Exercise description |
Render the stretch of the records from the start through the line containing "- warning-count: 0: [158, 750, 165, 764]" as a Markdown table. Use the columns No. and Line, with one row per line and blank lines left out.

[Layout region records]
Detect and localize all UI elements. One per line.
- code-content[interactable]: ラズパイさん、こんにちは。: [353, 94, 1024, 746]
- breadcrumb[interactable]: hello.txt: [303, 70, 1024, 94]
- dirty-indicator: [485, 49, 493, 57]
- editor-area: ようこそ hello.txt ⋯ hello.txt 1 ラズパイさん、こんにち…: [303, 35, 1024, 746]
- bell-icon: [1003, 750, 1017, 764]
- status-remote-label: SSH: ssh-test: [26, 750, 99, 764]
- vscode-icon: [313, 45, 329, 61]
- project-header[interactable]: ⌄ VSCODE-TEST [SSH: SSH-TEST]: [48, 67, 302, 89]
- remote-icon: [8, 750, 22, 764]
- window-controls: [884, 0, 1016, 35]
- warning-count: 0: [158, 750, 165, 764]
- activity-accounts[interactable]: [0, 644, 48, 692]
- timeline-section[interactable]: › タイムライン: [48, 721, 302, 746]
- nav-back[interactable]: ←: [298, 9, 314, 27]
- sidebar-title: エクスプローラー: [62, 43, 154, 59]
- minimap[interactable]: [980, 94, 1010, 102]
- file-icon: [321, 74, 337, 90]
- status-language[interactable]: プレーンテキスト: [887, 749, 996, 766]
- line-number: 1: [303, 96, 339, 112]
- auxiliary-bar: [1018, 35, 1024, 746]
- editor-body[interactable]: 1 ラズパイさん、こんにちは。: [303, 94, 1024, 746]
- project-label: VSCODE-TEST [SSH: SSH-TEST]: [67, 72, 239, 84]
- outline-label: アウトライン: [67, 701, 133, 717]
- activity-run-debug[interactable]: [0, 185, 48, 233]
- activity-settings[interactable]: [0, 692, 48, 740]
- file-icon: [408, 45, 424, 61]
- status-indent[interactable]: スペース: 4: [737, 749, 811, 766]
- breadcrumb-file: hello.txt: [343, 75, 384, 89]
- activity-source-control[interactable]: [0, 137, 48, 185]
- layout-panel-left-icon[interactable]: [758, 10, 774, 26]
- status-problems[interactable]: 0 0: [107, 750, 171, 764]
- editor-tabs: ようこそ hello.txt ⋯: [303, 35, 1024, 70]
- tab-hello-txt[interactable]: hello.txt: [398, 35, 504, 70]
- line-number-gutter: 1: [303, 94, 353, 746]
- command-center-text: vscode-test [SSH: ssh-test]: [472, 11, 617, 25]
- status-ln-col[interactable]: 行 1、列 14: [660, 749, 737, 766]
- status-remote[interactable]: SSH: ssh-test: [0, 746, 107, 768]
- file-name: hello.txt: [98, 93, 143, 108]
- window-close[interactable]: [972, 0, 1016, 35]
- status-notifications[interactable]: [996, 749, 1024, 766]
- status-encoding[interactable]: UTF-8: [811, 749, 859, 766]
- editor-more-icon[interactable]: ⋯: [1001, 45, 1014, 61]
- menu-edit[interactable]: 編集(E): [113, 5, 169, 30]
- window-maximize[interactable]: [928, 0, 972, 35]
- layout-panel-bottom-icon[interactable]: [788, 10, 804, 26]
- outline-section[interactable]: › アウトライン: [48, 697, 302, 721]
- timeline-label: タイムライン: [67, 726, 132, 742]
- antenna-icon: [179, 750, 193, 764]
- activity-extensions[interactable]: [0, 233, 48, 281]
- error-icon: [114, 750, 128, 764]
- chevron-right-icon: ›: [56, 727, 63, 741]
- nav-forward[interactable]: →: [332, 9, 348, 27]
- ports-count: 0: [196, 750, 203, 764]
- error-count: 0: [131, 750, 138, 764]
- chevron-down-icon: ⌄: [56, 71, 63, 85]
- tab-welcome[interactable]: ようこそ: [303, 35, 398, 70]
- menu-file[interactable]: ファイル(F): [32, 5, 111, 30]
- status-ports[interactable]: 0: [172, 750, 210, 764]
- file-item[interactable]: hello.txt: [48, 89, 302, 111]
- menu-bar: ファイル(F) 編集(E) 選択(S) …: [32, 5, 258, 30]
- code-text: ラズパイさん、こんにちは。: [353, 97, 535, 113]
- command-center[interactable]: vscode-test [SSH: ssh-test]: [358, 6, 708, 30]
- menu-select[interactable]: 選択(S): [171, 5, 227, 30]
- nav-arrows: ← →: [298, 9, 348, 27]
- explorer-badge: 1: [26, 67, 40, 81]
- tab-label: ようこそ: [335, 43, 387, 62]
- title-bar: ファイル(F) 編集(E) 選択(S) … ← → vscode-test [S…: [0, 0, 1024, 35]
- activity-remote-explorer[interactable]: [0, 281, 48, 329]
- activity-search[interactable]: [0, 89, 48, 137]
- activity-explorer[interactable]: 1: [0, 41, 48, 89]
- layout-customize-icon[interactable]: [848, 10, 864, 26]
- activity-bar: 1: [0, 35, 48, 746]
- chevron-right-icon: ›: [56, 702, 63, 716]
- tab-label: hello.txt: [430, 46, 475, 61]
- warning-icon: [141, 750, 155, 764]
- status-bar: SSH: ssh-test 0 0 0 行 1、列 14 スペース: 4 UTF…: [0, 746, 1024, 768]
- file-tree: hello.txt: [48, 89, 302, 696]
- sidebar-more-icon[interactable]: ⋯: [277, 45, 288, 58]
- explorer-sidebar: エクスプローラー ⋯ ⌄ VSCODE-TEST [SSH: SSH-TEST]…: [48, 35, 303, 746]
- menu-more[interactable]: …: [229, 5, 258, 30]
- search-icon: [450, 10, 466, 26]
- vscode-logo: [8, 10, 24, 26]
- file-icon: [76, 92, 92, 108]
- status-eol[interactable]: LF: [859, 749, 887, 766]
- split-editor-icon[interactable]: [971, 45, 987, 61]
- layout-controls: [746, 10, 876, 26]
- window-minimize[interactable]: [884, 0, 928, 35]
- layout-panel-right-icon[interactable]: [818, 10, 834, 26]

Task solution |
| No. | Line |
|---|---|
| 1 | Detect and localize all UI elements. One per line. |
| 2 | - code-content[interactable]: ラズパイさん、こんにちは。: [353, 94, 1024, 746] |
| 3 | - breadcrumb[interactable]: hello.txt: [303, 70, 1024, 94] |
| 4 | - dirty-indicator: [485, 49, 493, 57] |
| 5 | - editor-area: ようこそ hello.txt ⋯ hello.txt 1 ラズパイさん、こんにち…: [303, 35, 1024, 746] |
| 6 | - bell-icon: [1003, 750, 1017, 764] |
| 7 | - status-remote-label: SSH: ssh-test: [26, 750, 99, 764] |
| 8 | - vscode-icon: [313, 45, 329, 61] |
| 9 | - project-header[interactable]: ⌄ VSCODE-TEST [SSH: SSH-TEST]: [48, 67, 302, 89] |
| 10 | - remote-icon: [8, 750, 22, 764] |
| 11 | - window-controls: [884, 0, 1016, 35] |
| 12 | - warning-count: 0: [158, 750, 165, 764] |